● **Kutipan**:
────

Khotbah Markus 1:21-28, Minggu 1 Februari 2015 (Septuagesima)
Invocatio:
dan menurut Roh kekudusan dinyatakan oleh kebangkitan-Nya dari antara orang mati, bahwa Ia adalah Anak Allah yang berkuasa, Yesus Kristus Tuhan kita. (Roma 1:4)
Bacaan : Masmur : 111 : 1-10 (Responsoria Masmur); Khotbah : Markus 1 : 21-28 (Tunggal)
Thema :
“Pujilah Tuhan, Mbelin KuasaNa”/ “Pujilah Tuhan,
Besar Kuasa-Nya”
1. Pengantar
Tidak ada cara yang lebih memadai untuk mengungkapkan iman dan penyerahan diri kepada Allah daripada melalui nyanyian. Secara umum puisi PL semula merupakan nyanyian. Puisi itu bukanlah sumber ajaran-ajaran teologi, tetapi merupakan ungkapan iman para penyanyi, secara pribadi atau kelompok. Puisi PL bukan hanya sebagai cara mengenal Allah, tetapi lebih-lebih merupakan cara memuji Dia yang patut dipuji. (W.S.Lasor:2004:38).
Orang-orang yang mengerti kebesaran kuasa-Nya akan menghormati Dia, mengisi hidupnya dengan puji-pujian kepada-Nya, dan dengan demikian memperoleh hikmat untuk menjalani kehidupannya. Seperti kejadian fenomenal yang terjadi pada tahum 1791, John Wesley yang berumur 88 tahun yang terbaring di ranjangnya dengan nafas yang terengah-engah menuju ajalnya yang sebentar lagi akan datang menjemput. Tetapi John Wesley membuat takjub orang-orang yang mengelilinginya, sebab dia berkata “walau dengan nafas yang terengah-engah, tapi aku akan tetap memuji Tuhan yang memberikan rahmat-Nya kepadaku”.

────

● **Data yang Diberikan**:
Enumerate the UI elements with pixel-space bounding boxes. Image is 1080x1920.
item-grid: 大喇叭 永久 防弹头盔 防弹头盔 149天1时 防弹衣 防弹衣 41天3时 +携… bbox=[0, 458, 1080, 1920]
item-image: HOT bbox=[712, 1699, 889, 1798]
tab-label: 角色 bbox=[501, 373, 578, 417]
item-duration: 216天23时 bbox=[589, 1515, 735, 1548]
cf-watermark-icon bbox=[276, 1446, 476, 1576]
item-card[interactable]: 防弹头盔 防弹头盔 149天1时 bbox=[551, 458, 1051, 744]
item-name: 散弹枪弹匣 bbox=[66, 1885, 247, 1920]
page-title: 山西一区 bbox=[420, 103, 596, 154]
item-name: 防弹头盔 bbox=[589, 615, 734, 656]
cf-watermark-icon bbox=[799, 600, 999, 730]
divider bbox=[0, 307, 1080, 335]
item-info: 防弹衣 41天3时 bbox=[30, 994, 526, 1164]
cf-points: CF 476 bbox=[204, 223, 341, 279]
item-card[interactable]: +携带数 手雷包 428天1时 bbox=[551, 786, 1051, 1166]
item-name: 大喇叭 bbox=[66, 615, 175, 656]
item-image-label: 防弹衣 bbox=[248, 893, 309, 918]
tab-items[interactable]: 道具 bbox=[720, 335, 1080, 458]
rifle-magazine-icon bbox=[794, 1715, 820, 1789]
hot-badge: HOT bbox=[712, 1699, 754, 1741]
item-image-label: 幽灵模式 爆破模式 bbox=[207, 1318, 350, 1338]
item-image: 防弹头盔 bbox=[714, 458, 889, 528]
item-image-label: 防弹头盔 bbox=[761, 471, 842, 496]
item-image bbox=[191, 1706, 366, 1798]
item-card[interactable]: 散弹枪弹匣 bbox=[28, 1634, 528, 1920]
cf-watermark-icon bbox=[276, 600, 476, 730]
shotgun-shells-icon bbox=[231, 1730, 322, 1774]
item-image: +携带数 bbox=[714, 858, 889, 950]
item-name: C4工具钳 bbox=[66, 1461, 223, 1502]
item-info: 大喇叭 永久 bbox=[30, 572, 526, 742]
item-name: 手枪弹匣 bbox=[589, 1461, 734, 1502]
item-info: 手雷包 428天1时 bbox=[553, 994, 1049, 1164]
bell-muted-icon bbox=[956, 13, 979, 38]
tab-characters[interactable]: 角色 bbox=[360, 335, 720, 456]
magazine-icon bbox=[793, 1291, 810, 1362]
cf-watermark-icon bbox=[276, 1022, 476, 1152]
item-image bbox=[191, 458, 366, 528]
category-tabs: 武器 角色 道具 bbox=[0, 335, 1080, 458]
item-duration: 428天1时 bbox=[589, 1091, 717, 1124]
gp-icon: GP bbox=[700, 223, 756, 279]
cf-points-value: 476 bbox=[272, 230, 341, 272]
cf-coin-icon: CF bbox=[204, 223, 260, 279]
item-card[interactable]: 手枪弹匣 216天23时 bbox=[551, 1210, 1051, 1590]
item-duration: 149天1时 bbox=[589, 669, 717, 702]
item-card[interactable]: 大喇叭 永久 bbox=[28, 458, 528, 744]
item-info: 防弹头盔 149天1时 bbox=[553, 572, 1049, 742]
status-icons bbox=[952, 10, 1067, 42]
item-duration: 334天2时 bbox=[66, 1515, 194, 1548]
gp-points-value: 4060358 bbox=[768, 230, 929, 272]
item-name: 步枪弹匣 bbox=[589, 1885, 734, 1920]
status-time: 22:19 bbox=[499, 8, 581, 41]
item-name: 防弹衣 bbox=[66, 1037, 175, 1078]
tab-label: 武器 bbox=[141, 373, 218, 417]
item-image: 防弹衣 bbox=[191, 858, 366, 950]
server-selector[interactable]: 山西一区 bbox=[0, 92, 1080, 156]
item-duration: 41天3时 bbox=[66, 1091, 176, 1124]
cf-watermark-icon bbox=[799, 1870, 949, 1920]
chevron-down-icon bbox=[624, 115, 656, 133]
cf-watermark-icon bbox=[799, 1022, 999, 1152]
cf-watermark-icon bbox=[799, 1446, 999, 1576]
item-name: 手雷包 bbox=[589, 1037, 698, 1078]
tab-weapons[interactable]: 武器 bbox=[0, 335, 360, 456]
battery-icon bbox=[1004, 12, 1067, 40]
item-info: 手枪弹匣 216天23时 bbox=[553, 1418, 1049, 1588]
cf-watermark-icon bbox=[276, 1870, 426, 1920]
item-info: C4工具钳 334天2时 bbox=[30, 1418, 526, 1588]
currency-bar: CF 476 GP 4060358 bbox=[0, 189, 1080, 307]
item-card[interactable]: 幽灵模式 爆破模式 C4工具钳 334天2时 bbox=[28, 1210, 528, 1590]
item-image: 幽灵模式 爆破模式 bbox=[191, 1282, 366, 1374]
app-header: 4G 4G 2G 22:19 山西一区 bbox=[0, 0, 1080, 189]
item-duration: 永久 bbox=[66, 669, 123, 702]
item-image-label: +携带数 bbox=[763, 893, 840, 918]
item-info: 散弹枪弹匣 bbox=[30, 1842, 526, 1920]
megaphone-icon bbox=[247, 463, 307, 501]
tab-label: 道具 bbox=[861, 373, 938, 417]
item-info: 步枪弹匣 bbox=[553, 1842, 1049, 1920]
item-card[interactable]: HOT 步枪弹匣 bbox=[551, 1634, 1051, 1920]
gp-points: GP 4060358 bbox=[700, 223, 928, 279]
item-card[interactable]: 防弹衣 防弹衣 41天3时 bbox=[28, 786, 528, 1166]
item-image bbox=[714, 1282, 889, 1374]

────

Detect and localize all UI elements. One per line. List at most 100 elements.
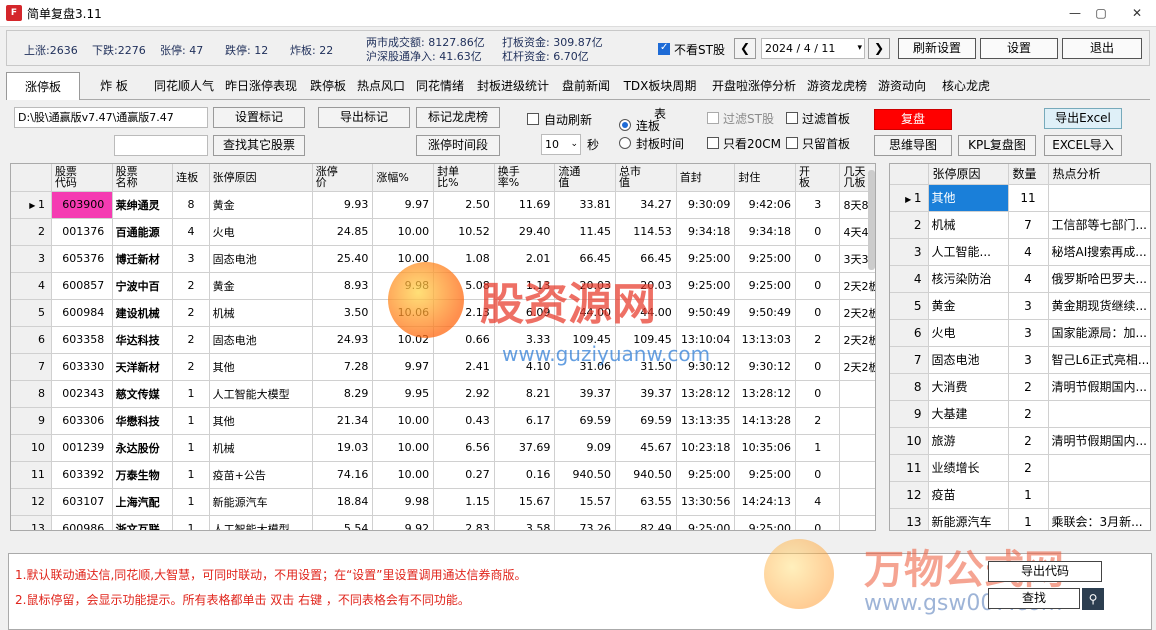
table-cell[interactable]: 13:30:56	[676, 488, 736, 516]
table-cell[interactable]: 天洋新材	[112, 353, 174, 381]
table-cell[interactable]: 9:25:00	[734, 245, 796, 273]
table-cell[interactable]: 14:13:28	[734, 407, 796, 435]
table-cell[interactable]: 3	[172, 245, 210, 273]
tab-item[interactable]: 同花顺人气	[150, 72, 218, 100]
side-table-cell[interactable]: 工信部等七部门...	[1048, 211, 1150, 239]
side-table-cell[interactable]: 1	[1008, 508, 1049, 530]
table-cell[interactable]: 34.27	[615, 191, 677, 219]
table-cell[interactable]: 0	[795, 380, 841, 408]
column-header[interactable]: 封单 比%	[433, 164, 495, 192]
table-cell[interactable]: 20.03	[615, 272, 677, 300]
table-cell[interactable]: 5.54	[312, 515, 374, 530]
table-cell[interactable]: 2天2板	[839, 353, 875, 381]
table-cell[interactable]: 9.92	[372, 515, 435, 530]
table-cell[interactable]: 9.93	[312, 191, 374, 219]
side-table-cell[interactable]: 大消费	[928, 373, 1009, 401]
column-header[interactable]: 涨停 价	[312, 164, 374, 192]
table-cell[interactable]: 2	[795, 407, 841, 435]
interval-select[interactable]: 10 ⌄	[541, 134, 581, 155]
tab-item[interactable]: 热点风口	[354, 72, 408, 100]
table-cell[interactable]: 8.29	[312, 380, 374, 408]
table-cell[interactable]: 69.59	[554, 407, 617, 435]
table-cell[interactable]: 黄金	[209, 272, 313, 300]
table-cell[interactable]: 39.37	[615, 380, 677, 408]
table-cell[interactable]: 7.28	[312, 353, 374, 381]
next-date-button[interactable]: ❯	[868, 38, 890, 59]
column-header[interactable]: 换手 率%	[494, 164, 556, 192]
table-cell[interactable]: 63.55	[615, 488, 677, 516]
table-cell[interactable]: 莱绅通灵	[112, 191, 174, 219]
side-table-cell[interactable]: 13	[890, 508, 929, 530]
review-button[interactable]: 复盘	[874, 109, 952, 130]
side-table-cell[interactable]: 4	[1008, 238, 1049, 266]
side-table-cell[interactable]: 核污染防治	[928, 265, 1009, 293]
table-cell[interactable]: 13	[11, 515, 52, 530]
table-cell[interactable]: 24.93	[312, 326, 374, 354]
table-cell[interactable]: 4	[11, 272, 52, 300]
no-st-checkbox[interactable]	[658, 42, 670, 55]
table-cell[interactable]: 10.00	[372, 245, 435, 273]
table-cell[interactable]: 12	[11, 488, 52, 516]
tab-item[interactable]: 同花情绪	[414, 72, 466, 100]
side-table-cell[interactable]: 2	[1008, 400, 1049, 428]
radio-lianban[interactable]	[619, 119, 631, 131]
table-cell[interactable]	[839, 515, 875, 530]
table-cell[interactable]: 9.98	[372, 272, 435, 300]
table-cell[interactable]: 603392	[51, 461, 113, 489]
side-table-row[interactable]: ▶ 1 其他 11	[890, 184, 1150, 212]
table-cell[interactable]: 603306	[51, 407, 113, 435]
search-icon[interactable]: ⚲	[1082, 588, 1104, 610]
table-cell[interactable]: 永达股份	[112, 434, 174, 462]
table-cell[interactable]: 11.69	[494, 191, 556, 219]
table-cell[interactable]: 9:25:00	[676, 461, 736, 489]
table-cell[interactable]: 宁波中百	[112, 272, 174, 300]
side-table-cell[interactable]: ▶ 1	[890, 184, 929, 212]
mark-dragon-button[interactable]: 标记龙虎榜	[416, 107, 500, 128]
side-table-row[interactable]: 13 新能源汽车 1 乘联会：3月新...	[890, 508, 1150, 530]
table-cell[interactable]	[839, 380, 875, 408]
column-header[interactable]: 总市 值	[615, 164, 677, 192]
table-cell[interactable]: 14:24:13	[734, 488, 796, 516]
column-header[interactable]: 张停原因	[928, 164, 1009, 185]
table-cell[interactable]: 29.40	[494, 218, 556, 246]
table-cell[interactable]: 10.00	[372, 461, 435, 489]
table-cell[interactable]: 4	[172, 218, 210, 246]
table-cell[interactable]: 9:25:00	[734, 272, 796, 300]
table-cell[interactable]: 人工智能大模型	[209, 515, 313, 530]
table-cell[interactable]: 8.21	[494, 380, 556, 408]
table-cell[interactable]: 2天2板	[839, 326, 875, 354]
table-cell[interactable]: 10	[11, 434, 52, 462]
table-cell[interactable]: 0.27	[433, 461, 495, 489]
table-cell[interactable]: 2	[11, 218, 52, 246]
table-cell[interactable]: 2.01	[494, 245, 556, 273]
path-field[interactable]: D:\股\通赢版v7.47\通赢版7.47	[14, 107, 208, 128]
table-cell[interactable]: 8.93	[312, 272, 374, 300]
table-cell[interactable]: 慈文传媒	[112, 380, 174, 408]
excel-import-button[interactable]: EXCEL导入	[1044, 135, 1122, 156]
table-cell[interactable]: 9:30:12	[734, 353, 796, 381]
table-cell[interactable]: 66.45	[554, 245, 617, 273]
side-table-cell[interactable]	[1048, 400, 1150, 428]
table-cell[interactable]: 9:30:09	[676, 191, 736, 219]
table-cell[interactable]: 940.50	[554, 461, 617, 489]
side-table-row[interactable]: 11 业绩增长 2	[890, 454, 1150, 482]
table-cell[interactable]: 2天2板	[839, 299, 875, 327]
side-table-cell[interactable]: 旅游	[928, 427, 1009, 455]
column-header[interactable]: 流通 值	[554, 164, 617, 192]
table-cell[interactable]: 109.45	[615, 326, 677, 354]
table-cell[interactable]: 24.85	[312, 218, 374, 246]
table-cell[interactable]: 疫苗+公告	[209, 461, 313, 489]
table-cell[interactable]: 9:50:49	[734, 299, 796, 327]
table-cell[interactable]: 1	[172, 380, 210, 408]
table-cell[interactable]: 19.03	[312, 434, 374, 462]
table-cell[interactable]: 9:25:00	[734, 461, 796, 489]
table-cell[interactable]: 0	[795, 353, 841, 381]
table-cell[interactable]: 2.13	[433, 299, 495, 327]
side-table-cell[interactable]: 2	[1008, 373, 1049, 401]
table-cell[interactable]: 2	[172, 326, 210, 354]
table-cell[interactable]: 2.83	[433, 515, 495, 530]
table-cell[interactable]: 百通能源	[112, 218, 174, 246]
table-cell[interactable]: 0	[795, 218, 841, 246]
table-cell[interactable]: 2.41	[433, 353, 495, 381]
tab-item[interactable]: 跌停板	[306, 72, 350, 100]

────

Jawab pertanyaan berikut berdasarkan kutipan khotbah.
(a) Perikop apa yang ditetapkan sebagai bahan khotbah?
(b) Menurut bagian "Pengantar", puisi PL semula merupakan apa?
(c) Berapa umur John Wesley ketika terbaring di ranjangnya menjelang ajal?

(a) Markus 1:21-28.
(b) Nyanyian.
(c) 88 tahun.